• _Written problem_
Find every line below that contains the word "特殊字符的URL编码" and copy it out.

• _Supplied records_
»»

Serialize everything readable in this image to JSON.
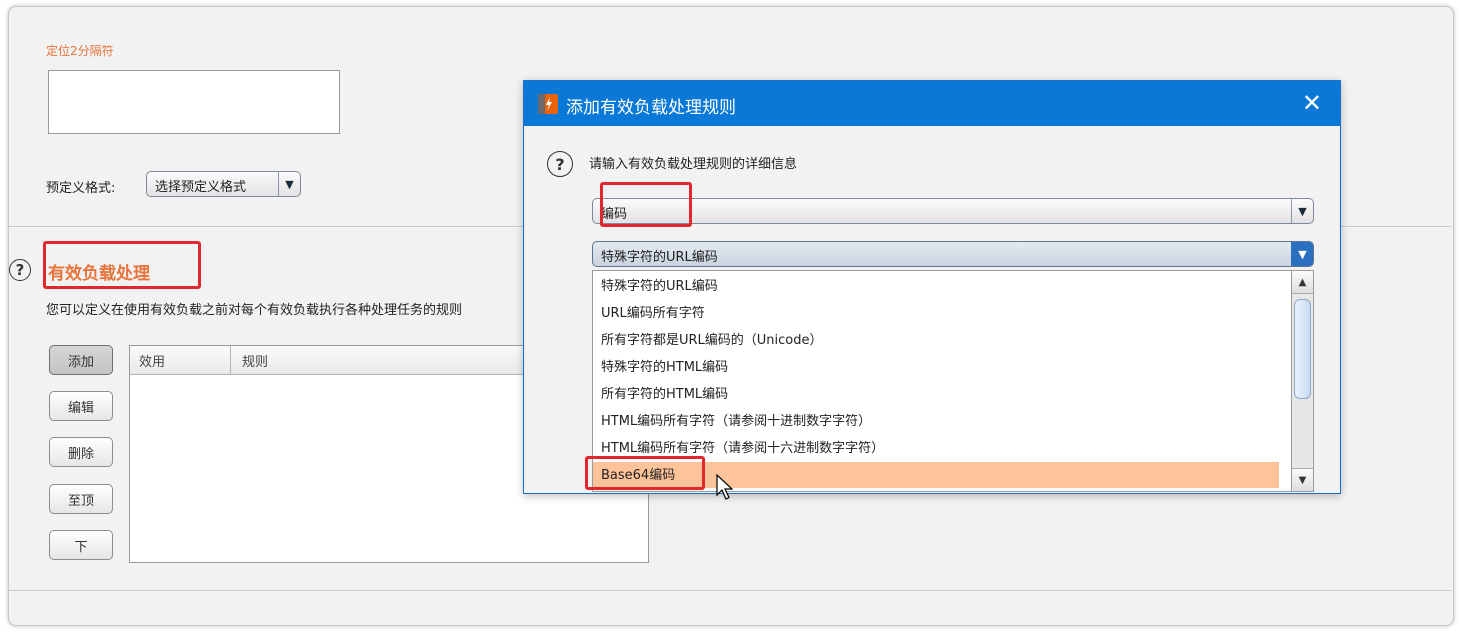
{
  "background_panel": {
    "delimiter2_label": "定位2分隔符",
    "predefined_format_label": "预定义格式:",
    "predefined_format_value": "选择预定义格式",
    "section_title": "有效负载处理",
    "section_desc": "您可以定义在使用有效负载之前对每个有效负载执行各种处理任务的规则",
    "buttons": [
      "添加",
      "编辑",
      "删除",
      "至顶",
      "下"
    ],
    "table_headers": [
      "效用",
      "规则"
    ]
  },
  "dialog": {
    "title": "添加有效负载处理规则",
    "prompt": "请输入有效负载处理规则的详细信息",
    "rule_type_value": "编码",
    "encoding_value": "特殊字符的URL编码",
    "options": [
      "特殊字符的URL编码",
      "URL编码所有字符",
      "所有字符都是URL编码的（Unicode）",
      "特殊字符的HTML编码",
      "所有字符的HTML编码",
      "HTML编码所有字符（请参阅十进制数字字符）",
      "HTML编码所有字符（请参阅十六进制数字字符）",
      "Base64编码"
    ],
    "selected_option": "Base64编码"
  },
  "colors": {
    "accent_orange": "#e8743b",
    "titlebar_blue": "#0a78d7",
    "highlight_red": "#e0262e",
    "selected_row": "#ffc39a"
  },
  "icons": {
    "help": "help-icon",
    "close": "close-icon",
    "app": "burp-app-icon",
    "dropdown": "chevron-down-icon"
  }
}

««

• _Complete output_
    "encoding_value": "特殊字符的URL编码",
      "特殊字符的URL编码",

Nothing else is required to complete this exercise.